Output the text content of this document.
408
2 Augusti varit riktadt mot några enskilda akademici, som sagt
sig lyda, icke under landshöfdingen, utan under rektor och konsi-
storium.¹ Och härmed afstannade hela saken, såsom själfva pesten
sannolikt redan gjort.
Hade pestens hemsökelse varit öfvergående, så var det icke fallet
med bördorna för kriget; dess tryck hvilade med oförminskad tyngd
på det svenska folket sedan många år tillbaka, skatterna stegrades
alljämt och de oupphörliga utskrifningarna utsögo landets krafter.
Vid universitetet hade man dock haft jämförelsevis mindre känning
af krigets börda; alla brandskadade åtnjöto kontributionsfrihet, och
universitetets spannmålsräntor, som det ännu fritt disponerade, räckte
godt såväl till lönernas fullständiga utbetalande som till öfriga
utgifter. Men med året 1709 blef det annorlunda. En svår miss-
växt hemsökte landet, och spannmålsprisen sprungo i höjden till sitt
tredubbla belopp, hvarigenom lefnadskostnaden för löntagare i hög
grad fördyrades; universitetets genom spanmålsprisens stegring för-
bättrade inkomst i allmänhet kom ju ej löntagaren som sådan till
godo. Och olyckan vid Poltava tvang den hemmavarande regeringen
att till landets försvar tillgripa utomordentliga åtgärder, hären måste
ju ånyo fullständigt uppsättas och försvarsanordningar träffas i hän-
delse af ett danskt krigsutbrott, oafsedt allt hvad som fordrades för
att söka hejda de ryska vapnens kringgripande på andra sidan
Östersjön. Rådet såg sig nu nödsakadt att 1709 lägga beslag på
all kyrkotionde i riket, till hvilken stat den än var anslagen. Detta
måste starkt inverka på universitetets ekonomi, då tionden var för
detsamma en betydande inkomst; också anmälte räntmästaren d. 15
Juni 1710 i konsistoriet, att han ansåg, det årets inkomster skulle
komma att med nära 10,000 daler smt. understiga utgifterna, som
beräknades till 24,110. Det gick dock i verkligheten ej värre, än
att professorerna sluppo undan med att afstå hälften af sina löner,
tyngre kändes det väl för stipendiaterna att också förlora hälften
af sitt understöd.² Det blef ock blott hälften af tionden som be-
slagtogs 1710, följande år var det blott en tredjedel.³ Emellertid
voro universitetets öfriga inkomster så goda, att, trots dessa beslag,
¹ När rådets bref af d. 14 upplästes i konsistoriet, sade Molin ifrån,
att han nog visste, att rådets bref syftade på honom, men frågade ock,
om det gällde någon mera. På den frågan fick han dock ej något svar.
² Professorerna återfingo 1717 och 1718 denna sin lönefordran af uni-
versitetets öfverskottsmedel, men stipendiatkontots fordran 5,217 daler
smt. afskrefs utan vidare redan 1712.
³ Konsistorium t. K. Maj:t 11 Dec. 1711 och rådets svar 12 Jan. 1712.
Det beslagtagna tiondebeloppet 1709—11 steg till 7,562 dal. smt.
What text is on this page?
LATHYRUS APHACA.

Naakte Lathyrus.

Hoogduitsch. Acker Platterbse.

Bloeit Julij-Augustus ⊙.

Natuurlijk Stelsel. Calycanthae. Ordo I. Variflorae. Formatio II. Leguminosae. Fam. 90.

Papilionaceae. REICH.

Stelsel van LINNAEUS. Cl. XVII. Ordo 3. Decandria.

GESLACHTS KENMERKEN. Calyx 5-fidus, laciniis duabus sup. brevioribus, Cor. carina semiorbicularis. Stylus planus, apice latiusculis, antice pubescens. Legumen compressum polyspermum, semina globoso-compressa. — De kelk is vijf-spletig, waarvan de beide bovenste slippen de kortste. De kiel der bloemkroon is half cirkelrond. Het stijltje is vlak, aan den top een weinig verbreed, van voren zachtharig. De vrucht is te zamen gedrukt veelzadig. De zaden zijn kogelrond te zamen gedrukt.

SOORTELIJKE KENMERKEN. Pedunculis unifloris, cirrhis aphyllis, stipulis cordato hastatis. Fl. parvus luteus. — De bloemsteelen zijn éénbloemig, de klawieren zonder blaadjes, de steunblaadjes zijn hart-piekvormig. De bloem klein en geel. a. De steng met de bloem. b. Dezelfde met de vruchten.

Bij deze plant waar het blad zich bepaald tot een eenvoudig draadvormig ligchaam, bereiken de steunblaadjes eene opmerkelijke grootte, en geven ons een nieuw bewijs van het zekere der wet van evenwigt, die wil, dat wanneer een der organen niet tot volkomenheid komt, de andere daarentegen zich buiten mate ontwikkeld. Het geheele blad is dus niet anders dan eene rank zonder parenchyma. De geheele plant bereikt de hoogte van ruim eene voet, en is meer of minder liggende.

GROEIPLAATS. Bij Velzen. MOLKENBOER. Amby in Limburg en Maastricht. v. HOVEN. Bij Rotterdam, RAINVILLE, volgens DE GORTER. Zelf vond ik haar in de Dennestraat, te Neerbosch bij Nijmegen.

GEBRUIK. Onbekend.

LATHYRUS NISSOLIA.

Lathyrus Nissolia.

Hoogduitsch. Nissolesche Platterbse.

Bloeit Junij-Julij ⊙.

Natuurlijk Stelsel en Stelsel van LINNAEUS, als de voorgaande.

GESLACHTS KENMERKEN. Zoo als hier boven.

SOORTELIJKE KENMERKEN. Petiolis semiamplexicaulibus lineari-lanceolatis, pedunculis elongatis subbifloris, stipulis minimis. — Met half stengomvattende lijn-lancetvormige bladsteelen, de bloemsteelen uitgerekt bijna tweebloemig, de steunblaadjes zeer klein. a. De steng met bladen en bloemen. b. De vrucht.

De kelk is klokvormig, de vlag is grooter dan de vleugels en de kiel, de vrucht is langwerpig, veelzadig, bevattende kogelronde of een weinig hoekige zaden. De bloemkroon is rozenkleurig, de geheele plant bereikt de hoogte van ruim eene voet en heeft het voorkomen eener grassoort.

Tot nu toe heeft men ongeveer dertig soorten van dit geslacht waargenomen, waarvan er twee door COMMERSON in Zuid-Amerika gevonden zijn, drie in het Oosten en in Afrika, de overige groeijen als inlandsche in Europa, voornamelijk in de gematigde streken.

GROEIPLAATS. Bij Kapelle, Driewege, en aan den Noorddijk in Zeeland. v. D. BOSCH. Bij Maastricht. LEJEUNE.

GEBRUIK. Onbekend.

-=-=-

#### [The task]
Exact copy required. Repeat the material above in full.

#### [Worked solution]
Output the text content of this document.
408
2 Augusti varit riktadt mot några enskilda akademici, som sagt
sig lyda, icke under landshöfdingen, utan under rektor och konsi-
storium.¹ Och härmed afstannade hela saken, såsom själfva pesten
sannolikt redan gjort.
Hade pestens hemsökelse varit öfvergående, så var det icke fallet
med bördorna för kriget; dess tryck hvilade med oförminskad tyngd
på det svenska folket sedan många år tillbaka, skatterna stegrades
alljämt och de oupphörliga utskrifningarna utsögo landets krafter.
Vid universitetet hade man dock haft jämförelsevis mindre känning
af krigets börda; alla brandskadade åtnjöto kontributionsfrihet, och
universitetets spannmålsräntor, som det ännu fritt disponerade, räckte
godt såväl till lönernas fullständiga utbetalande som till öfriga
utgifter. Men med året 1709 blef det annorlunda. En svår miss-
växt hemsökte landet, och spannmålsprisen sprungo i höjden till sitt
tredubbla belopp, hvarigenom lefnadskostnaden för löntagare i hög
grad fördyrades; universitetets genom spanmålsprisens stegring för-
bättrade inkomst i allmänhet kom ju ej löntagaren som sådan till
godo. Och olyckan vid Poltava tvang den hemmavarande regeringen
att till landets försvar tillgripa utomordentliga åtgärder, hären måste
ju ånyo fullständigt uppsättas och försvarsanordningar träffas i hän-
delse af ett danskt krigsutbrott, oafsedt allt hvad som fordrades för
att söka hejda de ryska vapnens kringgripande på andra sidan
Östersjön. Rådet såg sig nu nödsakadt att 1709 lägga beslag på
all kyrkotionde i riket, till hvilken stat den än var anslagen. Detta
måste starkt inverka på universitetets ekonomi, då tionden var för
detsamma en betydande inkomst; också anmälte räntmästaren d. 15
Juni 1710 i konsistoriet, att han ansåg, det årets inkomster skulle
komma att med nära 10,000 daler smt. understiga utgifterna, som
beräknades till 24,110. Det gick dock i verkligheten ej värre, än
att professorerna sluppo undan med att afstå hälften af sina löner,
tyngre kändes det väl för stipendiaterna att också förlora hälften
af sitt understöd.² Det blef ock blott hälften af tionden som be-
slagtogs 1710, följande år var det blott en tredjedel.³ Emellertid
voro universitetets öfriga inkomster så goda, att, trots dessa beslag,
¹ När rådets bref af d. 14 upplästes i konsistoriet, sade Molin ifrån,
att han nog visste, att rådets bref syftade på honom, men frågade ock,
om det gällde någon mera. På den frågan fick han dock ej något svar.
² Professorerna återfingo 1717 och 1718 denna sin lönefordran af uni-
versitetets öfverskottsmedel, men stipendiatkontots fordran 5,217 daler
smt. afskrefs utan vidare redan 1712.
³ Konsistorium t. K. Maj:t 11 Dec. 1711 och rådets svar 12 Jan. 1712.
Det beslagtagna tiondebeloppet 1709—11 steg till 7,562 dal. smt.
What text is on this page?
LATHYRUS APHACA.

Naakte Lathyrus.

Hoogduitsch. Acker Platterbse.

Bloeit Julij-Augustus ⊙.

Natuurlijk Stelsel. Calycanthae. Ordo I. Variflorae. Formatio II. Leguminosae. Fam. 90.

Papilionaceae. REICH.

Stelsel van LINNAEUS. Cl. XVII. Ordo 3. Decandria.

GESLACHTS KENMERKEN. Calyx 5-fidus, laciniis duabus sup. brevioribus, Cor. carina semiorbicularis. Stylus planus, apice latiusculis, antice pubescens. Legumen compressum polyspermum, semina globoso-compressa. — De kelk is vijf-spletig, waarvan de beide bovenste slippen de kortste. De kiel der bloemkroon is half cirkelrond. Het stijltje is vlak, aan den top een weinig verbreed, van voren zachtharig. De vrucht is te zamen gedrukt veelzadig. De zaden zijn kogelrond te zamen gedrukt.

SOORTELIJKE KENMERKEN. Pedunculis unifloris, cirrhis aphyllis, stipulis cordato hastatis. Fl. parvus luteus. — De bloemsteelen zijn éénbloemig, de klawieren zonder blaadjes, de steunblaadjes zijn hart-piekvormig. De bloem klein en geel. a. De steng met de bloem. b. Dezelfde met de vruchten.

Bij deze plant waar het blad zich bepaald tot een eenvoudig draadvormig ligchaam, bereiken de steunblaadjes eene opmerkelijke grootte, en geven ons een nieuw bewijs van het zekere der wet van evenwigt, die wil, dat wanneer een der organen niet tot volkomenheid komt, de andere daarentegen zich buiten mate ontwikkeld. Het geheele blad is dus niet anders dan eene rank zonder parenchyma. De geheele plant bereikt de hoogte van ruim eene voet, en is meer of minder liggende.

GROEIPLAATS. Bij Velzen. MOLKENBOER. Amby in Limburg en Maastricht. v. HOVEN. Bij Rotterdam, RAINVILLE, volgens DE GORTER. Zelf vond ik haar in de Dennestraat, te Neerbosch bij Nijmegen.

GEBRUIK. Onbekend.

LATHYRUS NISSOLIA.

Lathyrus Nissolia.

Hoogduitsch. Nissolesche Platterbse.

Bloeit Junij-Julij ⊙.

Natuurlijk Stelsel en Stelsel van LINNAEUS, als de voorgaande.

GESLACHTS KENMERKEN. Zoo als hier boven.

SOORTELIJKE KENMERKEN. Petiolis semiamplexicaulibus lineari-lanceolatis, pedunculis elongatis subbifloris, stipulis minimis. — Met half stengomvattende lijn-lancetvormige bladsteelen, de bloemsteelen uitgerekt bijna tweebloemig, de steunblaadjes zeer klein. a. De steng met bladen en bloemen. b. De vrucht.

De kelk is klokvormig, de vlag is grooter dan de vleugels en de kiel, de vrucht is langwerpig, veelzadig, bevattende kogelronde of een weinig hoekige zaden. De bloemkroon is rozenkleurig, de geheele plant bereikt de hoogte van ruim eene voet en heeft het voorkomen eener grassoort.

Tot nu toe heeft men ongeveer dertig soorten van dit geslacht waargenomen, waarvan er twee door COMMERSON in Zuid-Amerika gevonden zijn, drie in het Oosten en in Afrika, de overige groeijen als inlandsche in Europa, voornamelijk in de gematigde streken.

GROEIPLAATS. Bij Kapelle, Driewege, en aan den Noorddijk in Zeeland. v. D. BOSCH. Bij Maastricht. LEJEUNE.

GEBRUIK. Onbekend.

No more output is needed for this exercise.